◆ Directions for this task
Set down the material below in full, matching it exactly.
**** Supplied material ****
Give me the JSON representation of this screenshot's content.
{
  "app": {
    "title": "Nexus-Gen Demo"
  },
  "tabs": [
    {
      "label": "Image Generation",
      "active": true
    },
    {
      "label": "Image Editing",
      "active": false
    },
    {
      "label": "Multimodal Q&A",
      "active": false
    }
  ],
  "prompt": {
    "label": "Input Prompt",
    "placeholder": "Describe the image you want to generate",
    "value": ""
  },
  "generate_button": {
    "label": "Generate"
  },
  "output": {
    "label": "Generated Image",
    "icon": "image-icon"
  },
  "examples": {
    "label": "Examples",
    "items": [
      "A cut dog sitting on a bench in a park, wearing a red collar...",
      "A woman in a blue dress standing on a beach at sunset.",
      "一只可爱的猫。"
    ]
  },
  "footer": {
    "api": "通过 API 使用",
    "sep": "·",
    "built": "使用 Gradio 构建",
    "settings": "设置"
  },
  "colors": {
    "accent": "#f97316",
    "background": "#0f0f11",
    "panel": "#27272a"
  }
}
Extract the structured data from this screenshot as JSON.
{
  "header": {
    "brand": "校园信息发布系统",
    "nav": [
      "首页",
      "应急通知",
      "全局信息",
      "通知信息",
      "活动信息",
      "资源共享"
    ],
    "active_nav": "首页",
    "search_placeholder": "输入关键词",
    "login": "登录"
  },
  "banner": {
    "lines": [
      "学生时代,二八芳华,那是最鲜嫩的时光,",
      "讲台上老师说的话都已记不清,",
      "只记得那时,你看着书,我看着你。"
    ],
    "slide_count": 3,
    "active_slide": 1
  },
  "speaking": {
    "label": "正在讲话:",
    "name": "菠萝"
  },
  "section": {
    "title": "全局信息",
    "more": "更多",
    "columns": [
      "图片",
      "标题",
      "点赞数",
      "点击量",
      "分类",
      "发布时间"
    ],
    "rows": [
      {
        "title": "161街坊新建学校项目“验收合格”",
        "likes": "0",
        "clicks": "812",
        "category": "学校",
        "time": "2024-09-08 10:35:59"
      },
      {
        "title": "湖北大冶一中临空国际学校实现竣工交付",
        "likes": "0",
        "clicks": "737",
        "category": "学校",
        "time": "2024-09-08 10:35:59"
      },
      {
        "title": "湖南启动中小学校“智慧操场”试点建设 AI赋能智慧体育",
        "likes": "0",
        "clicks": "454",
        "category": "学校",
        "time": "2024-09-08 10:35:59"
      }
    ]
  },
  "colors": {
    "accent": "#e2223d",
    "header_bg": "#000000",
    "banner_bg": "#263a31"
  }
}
****
◆ Finished exercise
Give me the JSON representation of this screenshot's content.
{
  "app": {
    "title": "Nexus-Gen Demo"
  },
  "tabs": [
    {
      "label": "Image Generation",
      "active": true
    },
    {
      "label": "Image Editing",
      "active": false
    },
    {
      "label": "Multimodal Q&A",
      "active": false
    }
  ],
  "prompt": {
    "label": "Input Prompt",
    "placeholder": "Describe the image you want to generate",
    "value": ""
  },
  "generate_button": {
    "label": "Generate"
  },
  "output": {
    "label": "Generated Image",
    "icon": "image-icon"
  },
  "examples": {
    "label": "Examples",
    "items": [
      "A cut dog sitting on a bench in a park, wearing a red collar...",
      "A woman in a blue dress standing on a beach at sunset.",
      "一只可爱的猫。"
    ]
  },
  "footer": {
    "api": "通过 API 使用",
    "sep": "·",
    "built": "使用 Gradio 构建",
    "settings": "设置"
  },
  "colors": {
    "accent": "#f97316",
    "background": "#0f0f11",
    "panel": "#27272a"
  }
}
Extract the structured data from this screenshot as JSON.
{
  "header": {
    "brand": "校园信息发布系统",
    "nav": [
      "首页",
      "应急通知",
      "全局信息",
      "通知信息",
      "活动信息",
      "资源共享"
    ],
    "active_nav": "首页",
    "search_placeholder": "输入关键词",
    "login": "登录"
  },
  "banner": {
    "lines": [
      "学生时代,二八芳华,那是最鲜嫩的时光,",
      "讲台上老师说的话都已记不清,",
      "只记得那时,你看着书,我看着你。"
    ],
    "slide_count": 3,
    "active_slide": 1
  },
  "speaking": {
    "label": "正在讲话:",
    "name": "菠萝"
  },
  "section": {
    "title": "全局信息",
    "more": "更多",
    "columns": [
      "图片",
      "标题",
      "点赞数",
      "点击量",
      "分类",
      "发布时间"
    ],
    "rows": [
      {
        "title": "161街坊新建学校项目“验收合格”",
        "likes": "0",
        "clicks": "812",
        "category": "学校",
        "time": "2024-09-08 10:35:59"
      },
      {
        "title": "湖北大冶一中临空国际学校实现竣工交付",
        "likes": "0",
        "clicks": "737",
        "category": "学校",
        "time": "2024-09-08 10:35:59"
      },
      {
        "title": "湖南启动中小学校“智慧操场”试点建设 AI赋能智慧体育",
        "likes": "0",
        "clicks": "454",
        "category": "学校",
        "time": "2024-09-08 10:35:59"
      }
    ]
  },
  "colors": {
    "accent": "#e2223d",
    "header_bg": "#000000",
    "banner_bg": "#263a31"
  }
}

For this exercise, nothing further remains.